Exercise objective
Exactly as they appear, output all of the records. Skip any images.

Input
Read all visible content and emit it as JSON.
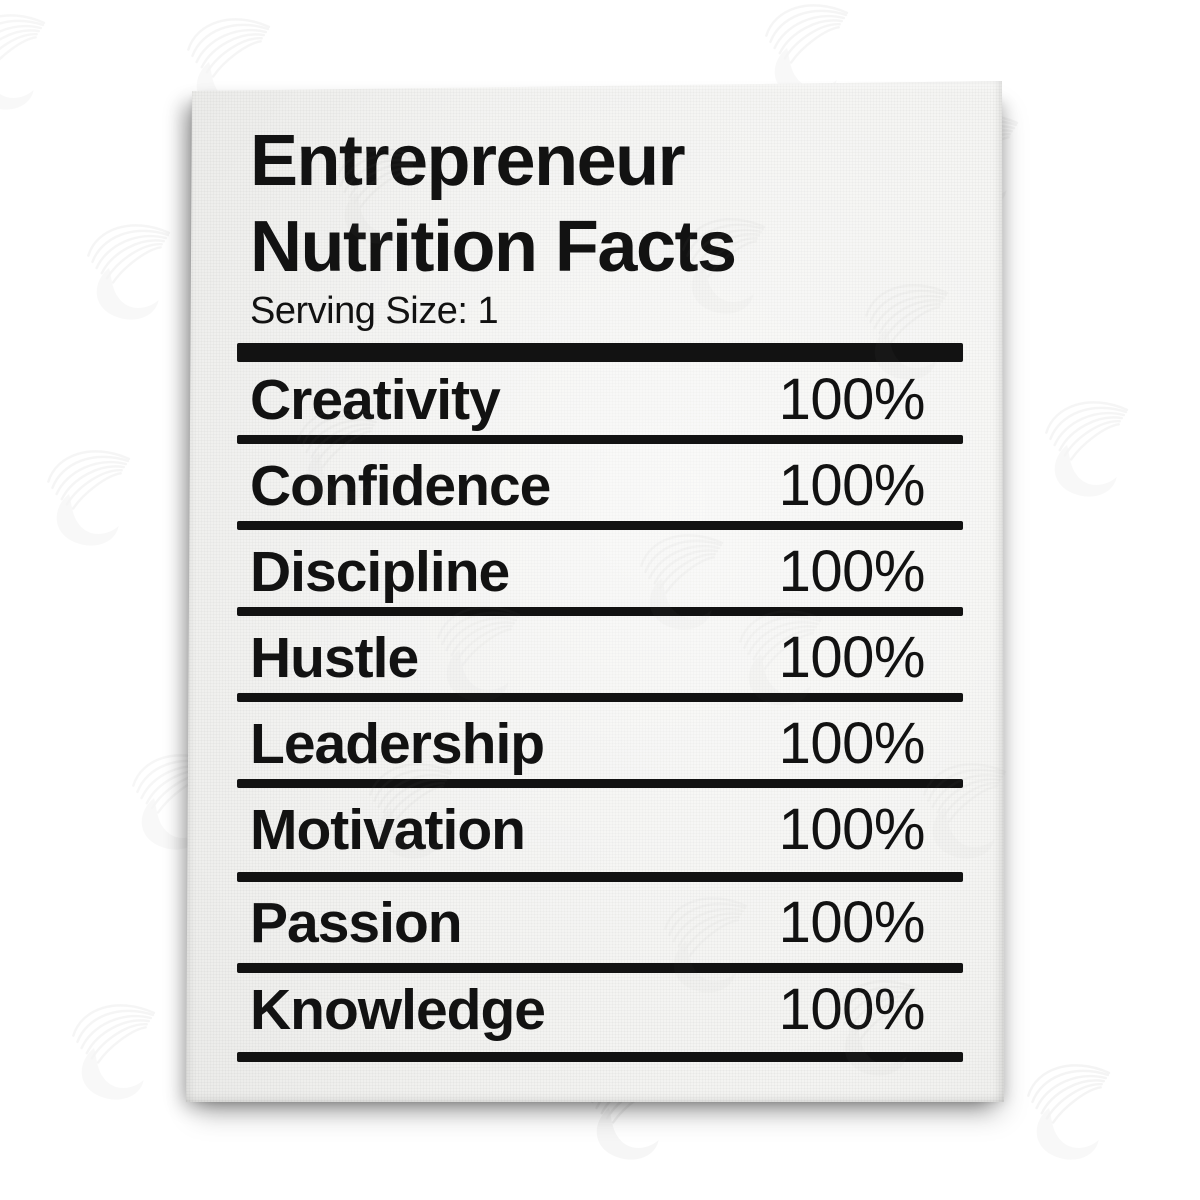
{
  "label": {
    "title_line1": "Entrepreneur",
    "title_line2": "Nutrition Facts",
    "serving_size": "Serving Size: 1",
    "rows": [
      {
        "trait": "Creativity",
        "value": "100%"
      },
      {
        "trait": "Confidence",
        "value": "100%"
      },
      {
        "trait": "Discipline",
        "value": "100%"
      },
      {
        "trait": "Hustle",
        "value": "100%"
      },
      {
        "trait": "Leadership",
        "value": "100%"
      },
      {
        "trait": "Motivation",
        "value": "100%"
      },
      {
        "trait": "Passion",
        "value": "100%"
      },
      {
        "trait": "Knowledge",
        "value": "100%"
      }
    ]
  },
  "icons": {
    "watermark": "swirl-watermark-icon"
  },
  "colors": {
    "background": "#ffffff",
    "canvas": "#f2f2f0",
    "ink": "#121212",
    "watermark": "#8d8d8d"
  }
}
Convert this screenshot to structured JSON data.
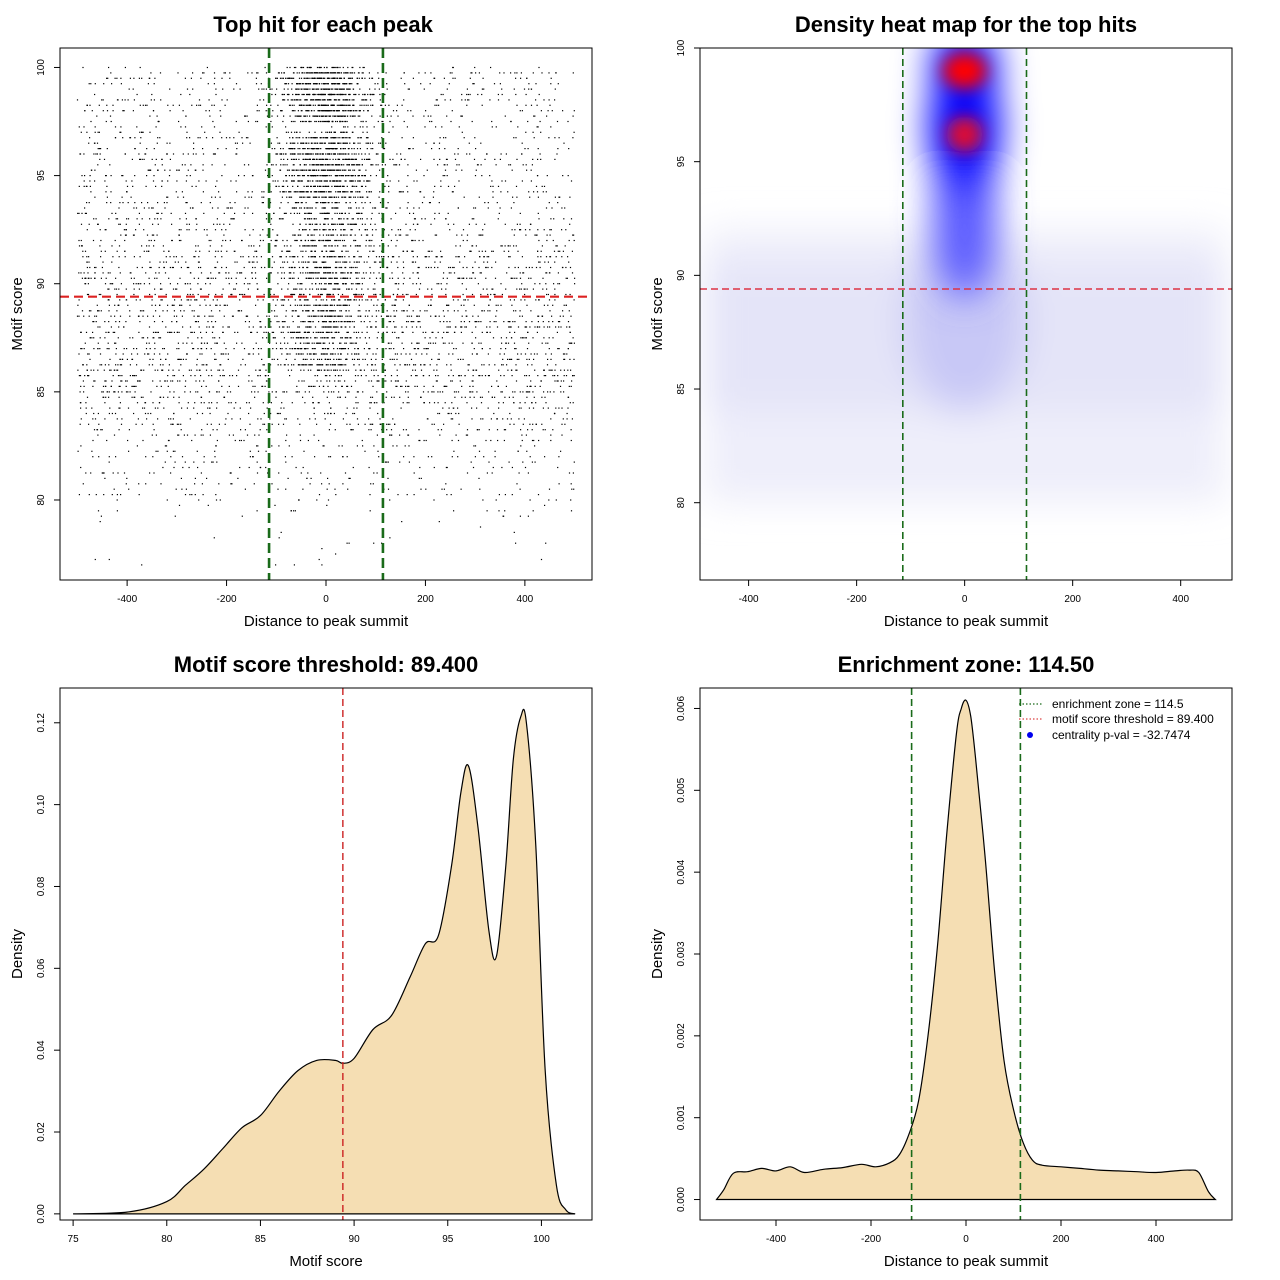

Result
Read all visible content and emit it as JSON.
{
  "label": {
    "title_line1": "Entrepreneur",
    "title_line2": "Nutrition Facts",
    "serving_size": "Serving Size: 1",
    "rows": [
      {
        "trait": "Creativity",
        "value": "100%"
      },
      {
        "trait": "Confidence",
        "value": "100%"
      },
      {
        "trait": "Discipline",
        "value": "100%"
      },
      {
        "trait": "Hustle",
        "value": "100%"
      },
      {
        "trait": "Leadership",
        "value": "100%"
      },
      {
        "trait": "Motivation",
        "value": "100%"
      },
      {
        "trait": "Passion",
        "value": "100%"
      },
      {
        "trait": "Knowledge",
        "value": "100%"
      }
    ]
  },
  "icons": {
    "watermark": "swirl-watermark-icon"
  },
  "colors": {
    "background": "#ffffff",
    "canvas": "#f2f2f0",
    "ink": "#121212",
    "watermark": "#8d8d8d"
  }
}
Convert this screenshot to structured JSON data.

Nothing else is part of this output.